DESCRIPTION OF THE TASK:
Exactly repeat the material, dropping every picture from the copy.

Items from a dataset:
/---

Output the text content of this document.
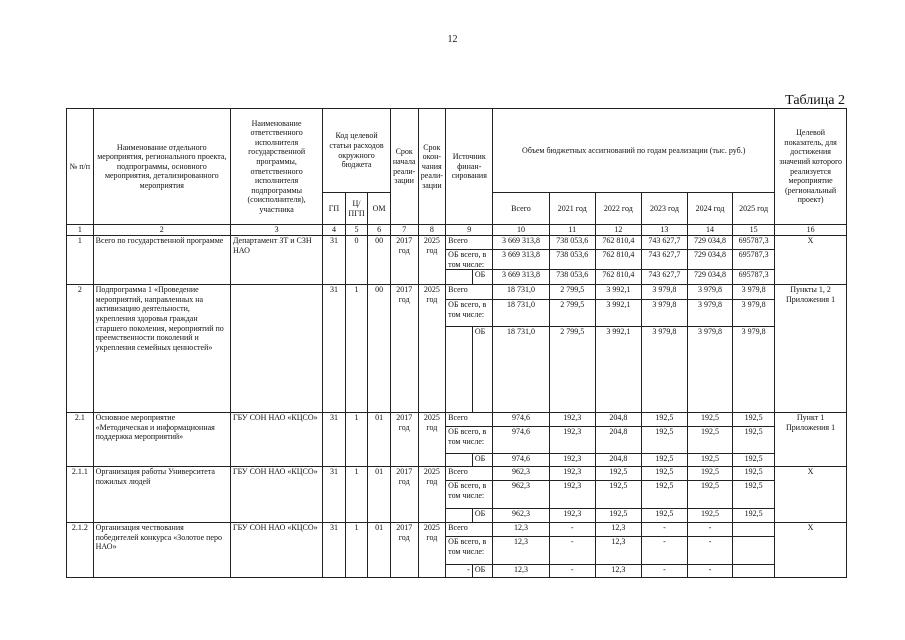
12
Таблица 2
№ п/п	Наименование отдельного мероприятия, регионального проекта, подпрограммы, основного мероприятия, детализированного мероприятия	Наименование ответственного исполнителя государственной программы, ответственного исполнителя подпрограммы (соисполнителя), участника	Код целевой статьи расходов окружного бюджета			Срок начала реали-зации	Срок окон-чания реали-зации	Источник финан-сирования		Объем бюджетных ассигнований по годам реализации (тыс. руб.)						Целевой показатель, для достижения значений которого реализуется мероприятие (региональный проект)
			ГП	Ц/ ПГП	ОМ					Всего	2021 год	2022 год	2023 год	2024 год	2025 год	
1	2	3	4	5	6	7	8	9		10	11	12	13	14	15	16
1	Всего по государственной программе	Департамент ЗТ и СЗН НАО	31	0	00	2017 год	2025 год	Всего		3 669 313,8	738 053,6	762 810,4	743 627,7	729 034,8	695787,3	Х
								ОБ всего, в том числе:		3 669 313,8	738 053,6	762 810,4	743 627,7	729 034,8	695787,3	
									ОБ	3 669 313,8	738 053,6	762 810,4	743 627,7	729 034,8	695787,3	
2	Подпрограмма 1 «Проведение мероприятий, направленных на активизацию деятельности, укрепления здоровья граждан старшего поколения, мероприятий по преемственности поколений и укрепления семейных ценностей»		31	1	00	2017 год	2025 год	Всего		18 731,0	2 799,5	3 992,1	3 979,8	3 979,8	3 979,8	Пункты 1, 2 Приложения 1
								ОБ всего, в том числе:		18 731,0	2 799,5	3 992,1	3 979,8	3 979,8	3 979,8	
									ОБ	18 731,0	2 799,5	3 992,1	3 979,8	3 979,8	3 979,8	
2.1	Основное мероприятие «Методическая и информационная поддержка мероприятий»	ГБУ СОН НАО «КЦСО»	31	1	01	2017 год	2025 год	Всего		974,6	192,3	204,8	192,5	192,5	192,5	Пункт 1 Приложения 1
								ОБ всего, в том числе:		974,6	192,3	204,8	192,5	192,5	192,5	
									ОБ	974,6	192,3	204,8	192,5	192,5	192,5	
2.1.1	Организация работы Университета пожилых людей	ГБУ СОН НАО «КЦСО»	31	1	01	2017 год	2025 год	Всего		962,3	192,3	192,5	192,5	192,5	192,5	Х
								ОБ всего, в том числе:		962,3	192,3	192,5	192,5	192,5	192,5	
									ОБ	962,3	192,3	192,5	192,5	192,5	192,5	
2.1.2	Организация чествования победителей конкурса «Золотое перо НАО»	ГБУ СОН НАО «КЦСО»	31	1	01	2017 год	2025 год	Всего		12,3	-	12,3	-	-		Х
								ОБ всего, в том числе:		12,3	-	12,3	-	-		
								-	ОБ	12,3	-	12,3	-	-		
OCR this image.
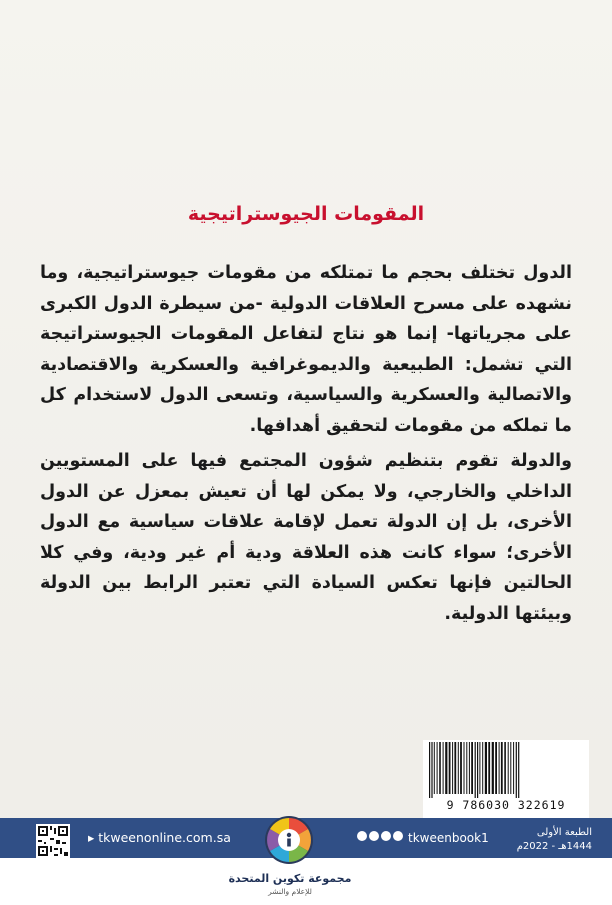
المقومات الجيوستراتيجية
الدول تختلف بحجم ما تمتلكه من مقومات جيوستراتيجية، وما نشهده على مسرح العلاقات الدولية -من سيطرة الدول الكبرى على مجرياتها- إنما هو نتاج لتفاعل المقومات الجيوستراتيجة التي تشمل: الطبيعية والديموغرافية والعسكرية والاقتصادية والاتصالية والعسكرية والسياسية، وتسعى الدول لاستخدام كل ما تملكه من مقومات لتحقيق أهدافها.
والدولة تقوم بتنظيم شؤون المجتمع فيها على المستويين الداخلي والخارجي، ولا يمكن لها أن تعيش بمعزل عن الدول الأخرى، بل إن الدولة تعمل لإقامة علاقات سياسية مع الدول الأخرى؛ سواء كانت هذه العلاقة ودية أم غير ودية، وفي كلا الحالتين فإنها تعكس السيادة التي تعتبر الرابط بين الدولة وبيئتها الدولية.
9 786030 322619
▸ tkweenonline.com.sa	tkweenbook1	الطبعة الأولى
1444هـ - 2022م
مجموعة تكوين المتحدة
للإعلام والنشر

\---

SOLUTION TO THIS TASK:
Output the text content of this document.
12
Таблица 2
№ п/п	Наименование отдельного мероприятия, регионального проекта, подпрограммы, основного мероприятия, детализированного мероприятия	Наименование ответственного исполнителя государственной программы, ответственного исполнителя подпрограммы (соисполнителя), участника	Код целевой статьи расходов окружного бюджета			Срок начала реали-зации	Срок окон-чания реали-зации	Источник финан-сирования		Объем бюджетных ассигнований по годам реализации (тыс. руб.)						Целевой показатель, для достижения значений которого реализуется мероприятие (региональный проект)
			ГП	Ц/ ПГП	ОМ					Всего	2021 год	2022 год	2023 год	2024 год	2025 год	
1	2	3	4	5	6	7	8	9		10	11	12	13	14	15	16
1	Всего по государственной программе	Департамент ЗТ и СЗН НАО	31	0	00	2017 год	2025 год	Всего		3 669 313,8	738 053,6	762 810,4	743 627,7	729 034,8	695787,3	Х
								ОБ всего, в том числе:		3 669 313,8	738 053,6	762 810,4	743 627,7	729 034,8	695787,3	
									ОБ	3 669 313,8	738 053,6	762 810,4	743 627,7	729 034,8	695787,3	
2	Подпрограмма 1 «Проведение мероприятий, направленных на активизацию деятельности, укрепления здоровья граждан старшего поколения, мероприятий по преемственности поколений и укрепления семейных ценностей»		31	1	00	2017 год	2025 год	Всего		18 731,0	2 799,5	3 992,1	3 979,8	3 979,8	3 979,8	Пункты 1, 2 Приложения 1
								ОБ всего, в том числе:		18 731,0	2 799,5	3 992,1	3 979,8	3 979,8	3 979,8	
									ОБ	18 731,0	2 799,5	3 992,1	3 979,8	3 979,8	3 979,8	
2.1	Основное мероприятие «Методическая и информационная поддержка мероприятий»	ГБУ СОН НАО «КЦСО»	31	1	01	2017 год	2025 год	Всего		974,6	192,3	204,8	192,5	192,5	192,5	Пункт 1 Приложения 1
								ОБ всего, в том числе:		974,6	192,3	204,8	192,5	192,5	192,5	
									ОБ	974,6	192,3	204,8	192,5	192,5	192,5	
2.1.1	Организация работы Университета пожилых людей	ГБУ СОН НАО «КЦСО»	31	1	01	2017 год	2025 год	Всего		962,3	192,3	192,5	192,5	192,5	192,5	Х
								ОБ всего, в том числе:		962,3	192,3	192,5	192,5	192,5	192,5	
									ОБ	962,3	192,3	192,5	192,5	192,5	192,5	
2.1.2	Организация чествования победителей конкурса «Золотое перо НАО»	ГБУ СОН НАО «КЦСО»	31	1	01	2017 год	2025 год	Всего		12,3	-	12,3	-	-		Х
								ОБ всего, в том числе:		12,3	-	12,3	-	-		
								-	ОБ	12,3	-	12,3	-	-		
OCR this image.
المقومات الجيوستراتيجية
الدول تختلف بحجم ما تمتلكه من مقومات جيوستراتيجية، وما نشهده على مسرح العلاقات الدولية -من سيطرة الدول الكبرى على مجرياتها- إنما هو نتاج لتفاعل المقومات الجيوستراتيجة التي تشمل: الطبيعية والديموغرافية والعسكرية والاقتصادية والاتصالية والعسكرية والسياسية، وتسعى الدول لاستخدام كل ما تملكه من مقومات لتحقيق أهدافها.
والدولة تقوم بتنظيم شؤون المجتمع فيها على المستويين الداخلي والخارجي، ولا يمكن لها أن تعيش بمعزل عن الدول الأخرى، بل إن الدولة تعمل لإقامة علاقات سياسية مع الدول الأخرى؛ سواء كانت هذه العلاقة ودية أم غير ودية، وفي كلا الحالتين فإنها تعكس السيادة التي تعتبر الرابط بين الدولة وبيئتها الدولية.
9 786030 322619
▸ tkweenonline.com.sa	tkweenbook1	الطبعة الأولى
1444هـ - 2022م
مجموعة تكوين المتحدة
للإعلام والنشر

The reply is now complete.